Task statement: Restate all the material verbatim, except for the pictures.

## START

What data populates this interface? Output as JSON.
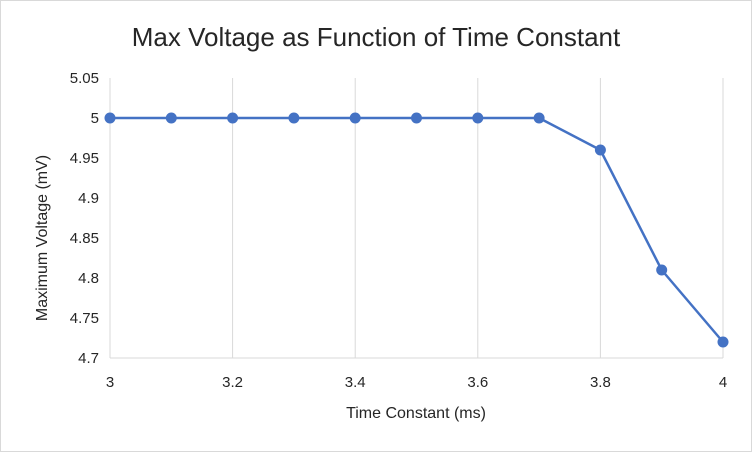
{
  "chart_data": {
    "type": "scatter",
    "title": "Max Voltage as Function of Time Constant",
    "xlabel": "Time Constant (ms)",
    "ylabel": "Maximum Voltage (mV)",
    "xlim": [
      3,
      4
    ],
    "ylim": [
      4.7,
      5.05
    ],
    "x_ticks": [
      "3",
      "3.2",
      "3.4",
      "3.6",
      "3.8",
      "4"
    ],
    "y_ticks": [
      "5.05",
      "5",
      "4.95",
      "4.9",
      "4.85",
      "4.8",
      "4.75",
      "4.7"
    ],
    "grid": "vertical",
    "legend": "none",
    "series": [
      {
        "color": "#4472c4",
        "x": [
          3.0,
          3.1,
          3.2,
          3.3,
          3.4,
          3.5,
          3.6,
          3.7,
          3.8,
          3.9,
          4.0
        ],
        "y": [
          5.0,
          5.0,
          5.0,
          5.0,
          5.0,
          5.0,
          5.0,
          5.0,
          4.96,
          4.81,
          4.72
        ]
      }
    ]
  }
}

## END

Output of the task:
What data populates this interface? Output as JSON.
{
  "chart_data": {
    "type": "scatter",
    "title": "Max Voltage as Function of Time Constant",
    "xlabel": "Time Constant (ms)",
    "ylabel": "Maximum Voltage (mV)",
    "xlim": [
      3,
      4
    ],
    "ylim": [
      4.7,
      5.05
    ],
    "x_ticks": [
      "3",
      "3.2",
      "3.4",
      "3.6",
      "3.8",
      "4"
    ],
    "y_ticks": [
      "5.05",
      "5",
      "4.95",
      "4.9",
      "4.85",
      "4.8",
      "4.75",
      "4.7"
    ],
    "grid": "vertical",
    "legend": "none",
    "series": [
      {
        "color": "#4472c4",
        "x": [
          3.0,
          3.1,
          3.2,
          3.3,
          3.4,
          3.5,
          3.6,
          3.7,
          3.8,
          3.9,
          4.0
        ],
        "y": [
          5.0,
          5.0,
          5.0,
          5.0,
          5.0,
          5.0,
          5.0,
          5.0,
          4.96,
          4.81,
          4.72
        ]
      }
    ]
  }
}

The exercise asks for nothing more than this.